***** Information supplied

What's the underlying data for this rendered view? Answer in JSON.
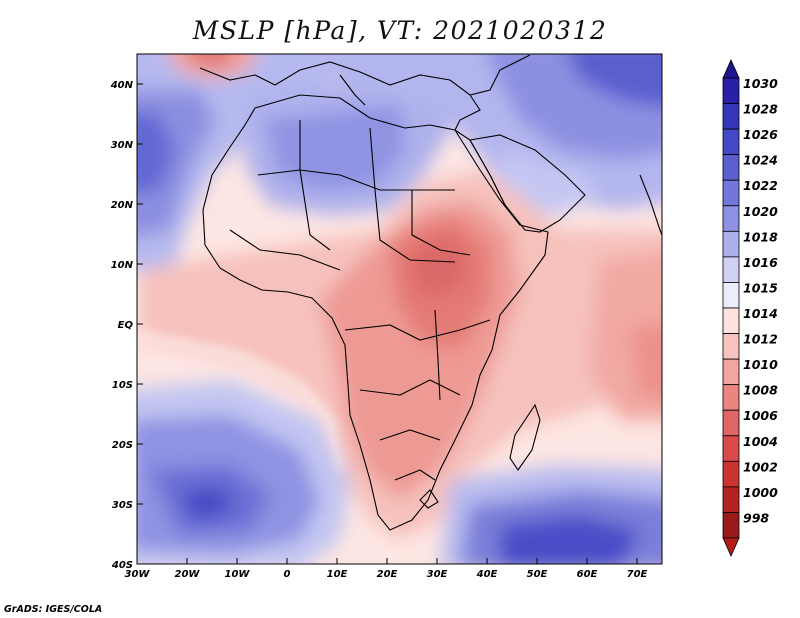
{
  "title": "MSLP [hPa], VT: 2021020312",
  "credit": "GrADS: IGES/COLA",
  "axes": {
    "lon_ticks": [
      "30W",
      "20W",
      "10W",
      "0",
      "10E",
      "20E",
      "30E",
      "40E",
      "50E",
      "60E",
      "70E"
    ],
    "lat_ticks": [
      "40N",
      "30N",
      "20N",
      "10N",
      "EQ",
      "10S",
      "20S",
      "30S",
      "40S"
    ]
  },
  "colorbar": {
    "labels": [
      "1030",
      "1028",
      "1026",
      "1024",
      "1022",
      "1020",
      "1018",
      "1016",
      "1015",
      "1014",
      "1012",
      "1010",
      "1008",
      "1006",
      "1004",
      "1002",
      "1000",
      "998"
    ],
    "colors": [
      "#2a1fa8",
      "#3536b8",
      "#4548c4",
      "#5b5fd0",
      "#7377d9",
      "#8f92e2",
      "#aeb0ec",
      "#cfd1f5",
      "#ecedfb",
      "#fde2e0",
      "#f8c3be",
      "#f2a49f",
      "#ea857f",
      "#e06666",
      "#d94a4a",
      "#cc3434",
      "#b52222",
      "#9a1a1a"
    ],
    "top_arrow_color": "#1f1590",
    "bottom_arrow_color": "#b71c1c"
  }
}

**********

Leaving all pictures aside, quote each record exactly.

What's the underlying data for this rendered view? Answer in JSON.
{
  "title": "MSLP [hPa], VT: 2021020312",
  "credit": "GrADS: IGES/COLA",
  "axes": {
    "lon_ticks": [
      "30W",
      "20W",
      "10W",
      "0",
      "10E",
      "20E",
      "30E",
      "40E",
      "50E",
      "60E",
      "70E"
    ],
    "lat_ticks": [
      "40N",
      "30N",
      "20N",
      "10N",
      "EQ",
      "10S",
      "20S",
      "30S",
      "40S"
    ]
  },
  "colorbar": {
    "labels": [
      "1030",
      "1028",
      "1026",
      "1024",
      "1022",
      "1020",
      "1018",
      "1016",
      "1015",
      "1014",
      "1012",
      "1010",
      "1008",
      "1006",
      "1004",
      "1002",
      "1000",
      "998"
    ],
    "colors": [
      "#2a1fa8",
      "#3536b8",
      "#4548c4",
      "#5b5fd0",
      "#7377d9",
      "#8f92e2",
      "#aeb0ec",
      "#cfd1f5",
      "#ecedfb",
      "#fde2e0",
      "#f8c3be",
      "#f2a49f",
      "#ea857f",
      "#e06666",
      "#d94a4a",
      "#cc3434",
      "#b52222",
      "#9a1a1a"
    ],
    "top_arrow_color": "#1f1590",
    "bottom_arrow_color": "#b71c1c"
  }
}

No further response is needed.